-- start Given information --
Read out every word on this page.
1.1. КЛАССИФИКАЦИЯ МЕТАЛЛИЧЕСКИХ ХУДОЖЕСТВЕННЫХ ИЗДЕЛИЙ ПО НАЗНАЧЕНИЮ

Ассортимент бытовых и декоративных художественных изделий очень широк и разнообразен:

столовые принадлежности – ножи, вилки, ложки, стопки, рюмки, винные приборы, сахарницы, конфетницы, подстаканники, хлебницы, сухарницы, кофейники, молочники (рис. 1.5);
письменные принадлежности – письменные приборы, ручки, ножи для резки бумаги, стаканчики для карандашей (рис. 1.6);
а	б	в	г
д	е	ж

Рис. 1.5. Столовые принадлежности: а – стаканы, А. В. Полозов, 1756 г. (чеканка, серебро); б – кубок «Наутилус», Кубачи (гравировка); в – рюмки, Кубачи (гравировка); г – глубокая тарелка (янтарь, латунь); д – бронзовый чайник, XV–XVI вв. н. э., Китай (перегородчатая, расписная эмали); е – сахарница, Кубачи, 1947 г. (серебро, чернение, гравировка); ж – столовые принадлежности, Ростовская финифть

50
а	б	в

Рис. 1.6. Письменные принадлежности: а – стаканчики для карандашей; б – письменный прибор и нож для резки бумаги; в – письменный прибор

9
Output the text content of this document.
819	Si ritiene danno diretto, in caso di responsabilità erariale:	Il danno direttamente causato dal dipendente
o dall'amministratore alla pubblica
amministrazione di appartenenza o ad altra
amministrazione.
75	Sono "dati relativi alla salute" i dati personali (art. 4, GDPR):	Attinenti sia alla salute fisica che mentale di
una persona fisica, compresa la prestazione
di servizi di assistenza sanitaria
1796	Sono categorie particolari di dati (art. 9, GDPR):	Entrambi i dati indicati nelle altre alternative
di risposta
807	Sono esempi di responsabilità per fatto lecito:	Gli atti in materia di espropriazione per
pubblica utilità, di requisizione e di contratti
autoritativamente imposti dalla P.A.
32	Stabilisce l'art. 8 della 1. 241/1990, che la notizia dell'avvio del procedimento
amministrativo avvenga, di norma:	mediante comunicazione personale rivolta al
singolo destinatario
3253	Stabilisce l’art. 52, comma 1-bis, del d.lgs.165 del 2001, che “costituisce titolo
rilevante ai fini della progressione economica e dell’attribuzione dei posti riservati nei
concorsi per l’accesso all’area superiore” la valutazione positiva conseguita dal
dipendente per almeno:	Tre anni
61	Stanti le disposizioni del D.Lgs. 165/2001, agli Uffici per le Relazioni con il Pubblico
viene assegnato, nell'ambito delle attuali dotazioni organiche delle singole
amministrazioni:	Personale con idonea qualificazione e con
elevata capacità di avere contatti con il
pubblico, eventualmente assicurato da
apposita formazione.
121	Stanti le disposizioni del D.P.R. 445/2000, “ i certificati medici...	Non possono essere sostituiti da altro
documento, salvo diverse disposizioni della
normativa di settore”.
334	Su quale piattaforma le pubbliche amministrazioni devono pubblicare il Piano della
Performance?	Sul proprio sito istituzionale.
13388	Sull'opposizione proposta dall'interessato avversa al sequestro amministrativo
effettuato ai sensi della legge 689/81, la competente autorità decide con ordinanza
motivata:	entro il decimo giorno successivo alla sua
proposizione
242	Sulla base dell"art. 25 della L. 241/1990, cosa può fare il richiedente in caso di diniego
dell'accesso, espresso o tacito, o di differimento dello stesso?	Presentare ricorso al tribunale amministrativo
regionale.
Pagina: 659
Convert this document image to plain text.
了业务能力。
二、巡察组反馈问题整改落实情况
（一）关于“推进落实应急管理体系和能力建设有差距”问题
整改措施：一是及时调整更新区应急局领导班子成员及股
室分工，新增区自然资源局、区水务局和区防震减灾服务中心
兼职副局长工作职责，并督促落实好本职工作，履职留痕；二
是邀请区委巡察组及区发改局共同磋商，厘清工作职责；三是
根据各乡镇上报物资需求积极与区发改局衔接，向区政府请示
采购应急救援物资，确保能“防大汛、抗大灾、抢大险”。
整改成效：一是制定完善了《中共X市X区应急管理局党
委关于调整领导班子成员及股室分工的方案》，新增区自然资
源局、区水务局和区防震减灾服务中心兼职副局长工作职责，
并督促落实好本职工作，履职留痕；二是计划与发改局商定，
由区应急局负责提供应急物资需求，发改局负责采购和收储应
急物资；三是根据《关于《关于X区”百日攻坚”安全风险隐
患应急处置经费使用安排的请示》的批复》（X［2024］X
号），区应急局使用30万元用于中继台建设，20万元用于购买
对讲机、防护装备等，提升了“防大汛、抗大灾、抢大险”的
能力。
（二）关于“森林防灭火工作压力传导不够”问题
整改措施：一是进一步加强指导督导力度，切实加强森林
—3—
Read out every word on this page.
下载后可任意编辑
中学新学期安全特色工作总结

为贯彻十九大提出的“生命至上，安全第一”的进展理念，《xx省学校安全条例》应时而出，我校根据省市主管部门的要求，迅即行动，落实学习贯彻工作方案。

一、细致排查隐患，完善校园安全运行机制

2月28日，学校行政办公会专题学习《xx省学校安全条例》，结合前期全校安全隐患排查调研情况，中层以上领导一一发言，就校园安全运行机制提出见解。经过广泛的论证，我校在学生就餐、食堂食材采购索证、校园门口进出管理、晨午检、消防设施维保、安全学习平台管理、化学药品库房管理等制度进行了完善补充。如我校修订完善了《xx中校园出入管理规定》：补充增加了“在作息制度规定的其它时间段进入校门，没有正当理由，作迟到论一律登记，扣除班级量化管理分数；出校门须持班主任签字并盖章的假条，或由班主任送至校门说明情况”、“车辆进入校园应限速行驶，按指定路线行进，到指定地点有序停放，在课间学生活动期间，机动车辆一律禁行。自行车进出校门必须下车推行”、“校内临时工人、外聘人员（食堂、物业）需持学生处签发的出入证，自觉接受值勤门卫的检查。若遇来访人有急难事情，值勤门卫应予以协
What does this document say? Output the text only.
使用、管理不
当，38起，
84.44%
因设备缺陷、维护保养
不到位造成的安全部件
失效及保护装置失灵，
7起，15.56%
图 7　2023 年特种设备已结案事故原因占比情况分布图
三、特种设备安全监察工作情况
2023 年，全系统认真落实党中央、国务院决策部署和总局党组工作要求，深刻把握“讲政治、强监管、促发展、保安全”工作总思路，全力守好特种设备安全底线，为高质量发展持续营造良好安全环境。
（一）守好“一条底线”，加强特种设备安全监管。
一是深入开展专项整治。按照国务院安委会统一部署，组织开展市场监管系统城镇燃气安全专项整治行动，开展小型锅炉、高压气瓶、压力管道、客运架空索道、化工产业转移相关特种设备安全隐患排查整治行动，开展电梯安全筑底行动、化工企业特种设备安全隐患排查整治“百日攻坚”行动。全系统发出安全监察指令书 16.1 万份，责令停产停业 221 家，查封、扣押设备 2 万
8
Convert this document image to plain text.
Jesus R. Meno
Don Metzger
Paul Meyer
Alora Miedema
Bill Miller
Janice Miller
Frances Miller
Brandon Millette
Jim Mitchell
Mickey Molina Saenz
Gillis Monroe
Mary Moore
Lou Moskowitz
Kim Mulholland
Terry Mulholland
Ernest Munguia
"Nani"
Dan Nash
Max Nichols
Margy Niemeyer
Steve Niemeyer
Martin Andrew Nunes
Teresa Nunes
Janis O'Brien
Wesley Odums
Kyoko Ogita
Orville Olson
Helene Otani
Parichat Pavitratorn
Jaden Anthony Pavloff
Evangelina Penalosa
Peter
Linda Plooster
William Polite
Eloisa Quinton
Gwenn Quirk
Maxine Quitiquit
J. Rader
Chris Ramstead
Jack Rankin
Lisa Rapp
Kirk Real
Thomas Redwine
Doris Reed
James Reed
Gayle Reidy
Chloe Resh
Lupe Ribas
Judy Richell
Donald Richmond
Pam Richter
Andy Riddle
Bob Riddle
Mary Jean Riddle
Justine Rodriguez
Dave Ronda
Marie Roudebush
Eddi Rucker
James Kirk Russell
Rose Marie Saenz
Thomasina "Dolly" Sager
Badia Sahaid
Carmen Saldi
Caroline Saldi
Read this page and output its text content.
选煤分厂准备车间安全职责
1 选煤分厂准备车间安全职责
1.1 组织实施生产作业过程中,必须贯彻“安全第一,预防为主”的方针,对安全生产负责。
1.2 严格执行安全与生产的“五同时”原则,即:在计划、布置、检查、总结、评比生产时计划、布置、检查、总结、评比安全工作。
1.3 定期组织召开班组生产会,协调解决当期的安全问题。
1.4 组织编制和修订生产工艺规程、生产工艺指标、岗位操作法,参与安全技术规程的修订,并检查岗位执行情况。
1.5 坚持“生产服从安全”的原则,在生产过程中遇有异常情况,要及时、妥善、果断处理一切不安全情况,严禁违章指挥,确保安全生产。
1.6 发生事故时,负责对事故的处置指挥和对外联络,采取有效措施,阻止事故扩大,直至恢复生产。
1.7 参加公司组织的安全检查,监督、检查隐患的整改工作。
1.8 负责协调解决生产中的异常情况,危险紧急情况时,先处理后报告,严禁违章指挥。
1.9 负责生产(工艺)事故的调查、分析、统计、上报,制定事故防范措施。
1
-- end Given information --
◆ **Prompt**
Select and copy every line from the records that includes the word "fisica".

◆ **Solution**
75	Sono "dati relativi alla salute" i dati personali (art. 4, GDPR):	Attinenti sia alla salute fisica che mentale di
una persona fisica, compresa la prestazione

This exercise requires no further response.